* [WHAT IS EXPECTED] Take the data below and repeat it exactly.

..............................

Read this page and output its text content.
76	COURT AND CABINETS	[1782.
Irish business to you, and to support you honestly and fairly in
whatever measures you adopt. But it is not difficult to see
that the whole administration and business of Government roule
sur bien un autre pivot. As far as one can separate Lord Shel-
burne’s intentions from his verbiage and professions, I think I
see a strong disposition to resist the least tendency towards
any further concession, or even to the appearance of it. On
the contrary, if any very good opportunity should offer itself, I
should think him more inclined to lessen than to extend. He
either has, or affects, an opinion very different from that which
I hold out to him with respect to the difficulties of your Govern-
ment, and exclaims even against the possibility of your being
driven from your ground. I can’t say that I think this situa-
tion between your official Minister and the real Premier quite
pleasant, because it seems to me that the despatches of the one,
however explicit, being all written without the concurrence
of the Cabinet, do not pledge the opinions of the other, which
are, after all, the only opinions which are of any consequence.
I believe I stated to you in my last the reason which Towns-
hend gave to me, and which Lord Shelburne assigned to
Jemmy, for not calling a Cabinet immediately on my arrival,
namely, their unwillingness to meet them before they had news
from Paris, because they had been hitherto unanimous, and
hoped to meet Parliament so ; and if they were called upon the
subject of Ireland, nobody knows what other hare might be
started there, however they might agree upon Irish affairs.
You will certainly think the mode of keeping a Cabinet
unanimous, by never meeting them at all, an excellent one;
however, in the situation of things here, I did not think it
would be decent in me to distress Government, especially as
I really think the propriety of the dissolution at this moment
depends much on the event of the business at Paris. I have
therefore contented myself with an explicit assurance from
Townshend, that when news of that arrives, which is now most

..............................

* [COMPLETE OUTPUT]
Read this page and output its text content.
76	COURT AND CABINETS	[1782.
Irish business to you, and to support you honestly and fairly in
whatever measures you adopt. But it is not difficult to see
that the whole administration and business of Government roule
sur bien un autre pivot. As far as one can separate Lord Shel-
burne’s intentions from his verbiage and professions, I think I
see a strong disposition to resist the least tendency towards
any further concession, or even to the appearance of it. On
the contrary, if any very good opportunity should offer itself, I
should think him more inclined to lessen than to extend. He
either has, or affects, an opinion very different from that which
I hold out to him with respect to the difficulties of your Govern-
ment, and exclaims even against the possibility of your being
driven from your ground. I can’t say that I think this situa-
tion between your official Minister and the real Premier quite
pleasant, because it seems to me that the despatches of the one,
however explicit, being all written without the concurrence
of the Cabinet, do not pledge the opinions of the other, which
are, after all, the only opinions which are of any consequence.
I believe I stated to you in my last the reason which Towns-
hend gave to me, and which Lord Shelburne assigned to
Jemmy, for not calling a Cabinet immediately on my arrival,
namely, their unwillingness to meet them before they had news
from Paris, because they had been hitherto unanimous, and
hoped to meet Parliament so ; and if they were called upon the
subject of Ireland, nobody knows what other hare might be
started there, however they might agree upon Irish affairs.
You will certainly think the mode of keeping a Cabinet
unanimous, by never meeting them at all, an excellent one;
however, in the situation of things here, I did not think it
would be decent in me to distress Government, especially as
I really think the propriety of the dissolution at this moment
depends much on the event of the business at Paris. I have
therefore contented myself with an explicit assurance from
Townshend, that when news of that arrives, which is now most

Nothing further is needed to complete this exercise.